SHORT PROBLEM
Copy out each line of the material below that holds the string "Argo".

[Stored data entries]

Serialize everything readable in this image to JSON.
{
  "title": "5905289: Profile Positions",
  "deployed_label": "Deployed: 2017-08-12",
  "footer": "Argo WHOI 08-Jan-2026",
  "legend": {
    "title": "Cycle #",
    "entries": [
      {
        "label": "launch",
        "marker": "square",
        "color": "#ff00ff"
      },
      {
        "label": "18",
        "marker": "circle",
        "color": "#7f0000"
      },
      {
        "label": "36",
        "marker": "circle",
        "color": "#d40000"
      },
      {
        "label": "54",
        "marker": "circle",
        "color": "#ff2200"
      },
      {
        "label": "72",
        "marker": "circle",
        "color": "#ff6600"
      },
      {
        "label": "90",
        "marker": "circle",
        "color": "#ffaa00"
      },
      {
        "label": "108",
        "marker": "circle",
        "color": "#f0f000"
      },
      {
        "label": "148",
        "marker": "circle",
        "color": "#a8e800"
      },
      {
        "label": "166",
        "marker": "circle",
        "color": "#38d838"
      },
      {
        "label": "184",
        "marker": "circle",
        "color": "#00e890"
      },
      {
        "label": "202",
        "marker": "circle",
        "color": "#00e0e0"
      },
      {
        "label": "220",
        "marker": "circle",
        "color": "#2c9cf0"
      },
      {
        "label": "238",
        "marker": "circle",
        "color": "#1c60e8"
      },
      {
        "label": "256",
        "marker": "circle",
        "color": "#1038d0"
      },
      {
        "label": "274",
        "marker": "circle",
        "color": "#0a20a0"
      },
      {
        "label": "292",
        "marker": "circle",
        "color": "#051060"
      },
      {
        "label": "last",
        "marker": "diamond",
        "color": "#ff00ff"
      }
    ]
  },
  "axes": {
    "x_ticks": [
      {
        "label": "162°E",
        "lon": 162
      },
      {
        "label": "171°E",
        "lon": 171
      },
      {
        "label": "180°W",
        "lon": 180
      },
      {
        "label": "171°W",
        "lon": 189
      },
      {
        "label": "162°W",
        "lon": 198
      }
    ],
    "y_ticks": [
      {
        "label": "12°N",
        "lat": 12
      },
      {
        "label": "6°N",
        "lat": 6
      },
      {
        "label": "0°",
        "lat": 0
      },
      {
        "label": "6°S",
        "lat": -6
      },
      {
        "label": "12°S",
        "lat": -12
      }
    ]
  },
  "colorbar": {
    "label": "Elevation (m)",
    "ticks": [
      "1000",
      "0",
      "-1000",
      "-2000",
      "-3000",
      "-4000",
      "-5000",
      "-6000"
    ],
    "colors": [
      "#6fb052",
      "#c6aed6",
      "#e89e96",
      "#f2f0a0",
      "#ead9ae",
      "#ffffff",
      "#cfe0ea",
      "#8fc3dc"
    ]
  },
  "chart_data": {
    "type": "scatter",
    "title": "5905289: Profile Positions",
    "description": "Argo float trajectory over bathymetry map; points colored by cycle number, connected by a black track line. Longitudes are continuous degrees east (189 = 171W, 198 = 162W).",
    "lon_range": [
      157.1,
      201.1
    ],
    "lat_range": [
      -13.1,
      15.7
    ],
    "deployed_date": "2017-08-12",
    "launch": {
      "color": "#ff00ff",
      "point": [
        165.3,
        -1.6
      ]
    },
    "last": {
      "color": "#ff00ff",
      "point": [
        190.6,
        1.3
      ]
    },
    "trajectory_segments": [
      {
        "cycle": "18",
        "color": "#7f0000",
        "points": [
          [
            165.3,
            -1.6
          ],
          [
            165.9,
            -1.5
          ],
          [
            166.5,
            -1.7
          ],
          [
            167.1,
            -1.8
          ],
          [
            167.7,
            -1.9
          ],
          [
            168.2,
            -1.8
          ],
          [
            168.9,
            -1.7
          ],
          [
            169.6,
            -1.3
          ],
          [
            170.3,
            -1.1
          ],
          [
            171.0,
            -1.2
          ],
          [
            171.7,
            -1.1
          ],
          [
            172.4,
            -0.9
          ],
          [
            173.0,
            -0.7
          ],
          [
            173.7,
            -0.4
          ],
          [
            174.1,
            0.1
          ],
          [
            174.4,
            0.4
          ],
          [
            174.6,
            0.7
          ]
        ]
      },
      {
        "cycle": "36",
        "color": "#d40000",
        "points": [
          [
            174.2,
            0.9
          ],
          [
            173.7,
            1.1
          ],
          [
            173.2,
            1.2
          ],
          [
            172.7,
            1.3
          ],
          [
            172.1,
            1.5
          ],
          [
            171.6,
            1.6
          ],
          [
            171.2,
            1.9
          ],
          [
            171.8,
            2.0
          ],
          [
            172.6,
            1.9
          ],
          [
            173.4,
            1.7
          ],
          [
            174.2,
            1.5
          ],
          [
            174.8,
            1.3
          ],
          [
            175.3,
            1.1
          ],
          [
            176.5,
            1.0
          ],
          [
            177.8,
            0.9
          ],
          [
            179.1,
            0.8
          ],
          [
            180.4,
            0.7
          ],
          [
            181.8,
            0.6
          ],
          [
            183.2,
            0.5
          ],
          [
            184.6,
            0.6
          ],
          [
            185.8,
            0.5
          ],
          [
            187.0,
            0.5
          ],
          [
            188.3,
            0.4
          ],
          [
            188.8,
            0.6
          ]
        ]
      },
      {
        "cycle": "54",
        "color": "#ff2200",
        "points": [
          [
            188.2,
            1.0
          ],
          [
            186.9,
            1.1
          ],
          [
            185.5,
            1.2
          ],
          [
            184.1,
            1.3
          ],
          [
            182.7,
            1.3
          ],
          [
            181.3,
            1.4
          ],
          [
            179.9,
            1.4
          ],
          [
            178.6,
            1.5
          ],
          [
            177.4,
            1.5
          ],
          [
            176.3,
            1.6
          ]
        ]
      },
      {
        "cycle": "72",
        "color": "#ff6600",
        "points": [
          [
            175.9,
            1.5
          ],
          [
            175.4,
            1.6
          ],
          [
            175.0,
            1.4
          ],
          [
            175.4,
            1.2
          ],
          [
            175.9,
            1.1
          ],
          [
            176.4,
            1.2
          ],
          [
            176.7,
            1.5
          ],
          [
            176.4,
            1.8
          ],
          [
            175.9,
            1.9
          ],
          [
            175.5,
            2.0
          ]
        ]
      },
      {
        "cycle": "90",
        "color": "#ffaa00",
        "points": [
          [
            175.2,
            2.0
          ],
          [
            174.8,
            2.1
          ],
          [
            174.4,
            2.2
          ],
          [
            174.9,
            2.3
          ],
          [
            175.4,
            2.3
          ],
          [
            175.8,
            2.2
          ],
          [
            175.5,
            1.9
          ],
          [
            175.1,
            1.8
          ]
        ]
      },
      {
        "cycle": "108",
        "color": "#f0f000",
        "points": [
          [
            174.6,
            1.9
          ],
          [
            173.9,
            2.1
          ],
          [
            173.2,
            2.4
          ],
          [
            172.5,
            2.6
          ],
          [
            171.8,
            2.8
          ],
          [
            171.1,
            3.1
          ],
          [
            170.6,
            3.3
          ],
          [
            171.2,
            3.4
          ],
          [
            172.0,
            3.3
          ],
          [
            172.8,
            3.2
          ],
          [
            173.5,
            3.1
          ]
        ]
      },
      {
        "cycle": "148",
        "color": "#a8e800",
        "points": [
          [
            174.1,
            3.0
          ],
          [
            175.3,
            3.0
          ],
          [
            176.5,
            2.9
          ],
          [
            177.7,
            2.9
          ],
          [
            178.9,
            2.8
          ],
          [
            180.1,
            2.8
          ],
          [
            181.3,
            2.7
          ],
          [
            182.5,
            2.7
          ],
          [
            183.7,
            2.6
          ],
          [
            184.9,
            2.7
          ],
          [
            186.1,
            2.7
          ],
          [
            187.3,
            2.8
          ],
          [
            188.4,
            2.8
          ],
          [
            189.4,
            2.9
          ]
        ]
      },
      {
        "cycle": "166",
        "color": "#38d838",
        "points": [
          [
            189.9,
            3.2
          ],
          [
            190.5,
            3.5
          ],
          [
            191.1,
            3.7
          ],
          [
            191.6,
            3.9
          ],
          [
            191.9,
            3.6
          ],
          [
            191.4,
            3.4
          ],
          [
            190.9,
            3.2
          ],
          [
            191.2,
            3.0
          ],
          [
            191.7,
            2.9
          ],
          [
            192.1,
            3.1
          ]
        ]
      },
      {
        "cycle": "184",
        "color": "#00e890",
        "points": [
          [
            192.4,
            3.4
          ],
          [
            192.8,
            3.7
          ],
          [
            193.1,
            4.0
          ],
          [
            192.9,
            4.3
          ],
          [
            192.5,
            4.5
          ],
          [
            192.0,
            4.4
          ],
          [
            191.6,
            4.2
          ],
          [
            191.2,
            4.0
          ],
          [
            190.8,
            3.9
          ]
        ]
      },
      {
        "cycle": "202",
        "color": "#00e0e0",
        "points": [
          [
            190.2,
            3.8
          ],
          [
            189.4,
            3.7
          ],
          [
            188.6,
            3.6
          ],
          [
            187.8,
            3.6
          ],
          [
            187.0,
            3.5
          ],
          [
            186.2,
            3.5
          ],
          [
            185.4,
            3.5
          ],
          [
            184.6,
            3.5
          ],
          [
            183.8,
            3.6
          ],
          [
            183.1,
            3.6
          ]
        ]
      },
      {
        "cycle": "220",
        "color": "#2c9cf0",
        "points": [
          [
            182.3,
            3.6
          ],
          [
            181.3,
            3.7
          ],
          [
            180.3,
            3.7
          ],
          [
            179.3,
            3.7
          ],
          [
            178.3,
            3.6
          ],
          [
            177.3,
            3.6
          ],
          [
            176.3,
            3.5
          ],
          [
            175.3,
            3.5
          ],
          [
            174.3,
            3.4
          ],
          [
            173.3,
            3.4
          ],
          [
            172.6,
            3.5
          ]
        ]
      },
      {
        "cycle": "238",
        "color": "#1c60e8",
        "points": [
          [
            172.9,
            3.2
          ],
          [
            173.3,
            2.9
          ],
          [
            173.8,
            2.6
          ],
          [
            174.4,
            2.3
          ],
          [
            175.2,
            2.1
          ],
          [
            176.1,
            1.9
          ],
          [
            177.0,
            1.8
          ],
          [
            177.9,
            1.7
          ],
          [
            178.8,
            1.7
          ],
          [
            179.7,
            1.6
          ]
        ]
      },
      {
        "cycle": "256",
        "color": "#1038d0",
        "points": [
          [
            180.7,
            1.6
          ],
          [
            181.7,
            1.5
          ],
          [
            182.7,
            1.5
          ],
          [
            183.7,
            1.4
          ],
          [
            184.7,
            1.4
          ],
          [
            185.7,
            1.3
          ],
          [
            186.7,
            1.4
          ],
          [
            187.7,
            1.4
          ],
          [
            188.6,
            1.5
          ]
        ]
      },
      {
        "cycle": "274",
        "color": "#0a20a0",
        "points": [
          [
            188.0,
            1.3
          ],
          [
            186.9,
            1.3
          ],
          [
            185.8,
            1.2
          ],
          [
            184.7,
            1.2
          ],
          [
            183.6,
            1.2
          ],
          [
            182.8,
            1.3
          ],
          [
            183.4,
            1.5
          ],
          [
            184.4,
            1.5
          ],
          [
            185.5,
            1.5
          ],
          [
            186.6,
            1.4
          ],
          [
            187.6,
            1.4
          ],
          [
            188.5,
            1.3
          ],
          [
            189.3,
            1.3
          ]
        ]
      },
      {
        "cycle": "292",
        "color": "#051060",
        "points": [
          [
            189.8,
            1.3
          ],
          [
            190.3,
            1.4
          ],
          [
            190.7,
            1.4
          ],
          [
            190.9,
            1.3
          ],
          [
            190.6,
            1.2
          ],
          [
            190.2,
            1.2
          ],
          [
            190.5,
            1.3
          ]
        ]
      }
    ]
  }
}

TASK SOLUTION
  "footer": "Argo WHOI 08-Jan-2026",
    "description": "Argo float trajectory over bathymetry map; points colored by cycle number, connected by a black track line. Longitudes are continuous degrees east (189 = 171W, 198 = 162W).",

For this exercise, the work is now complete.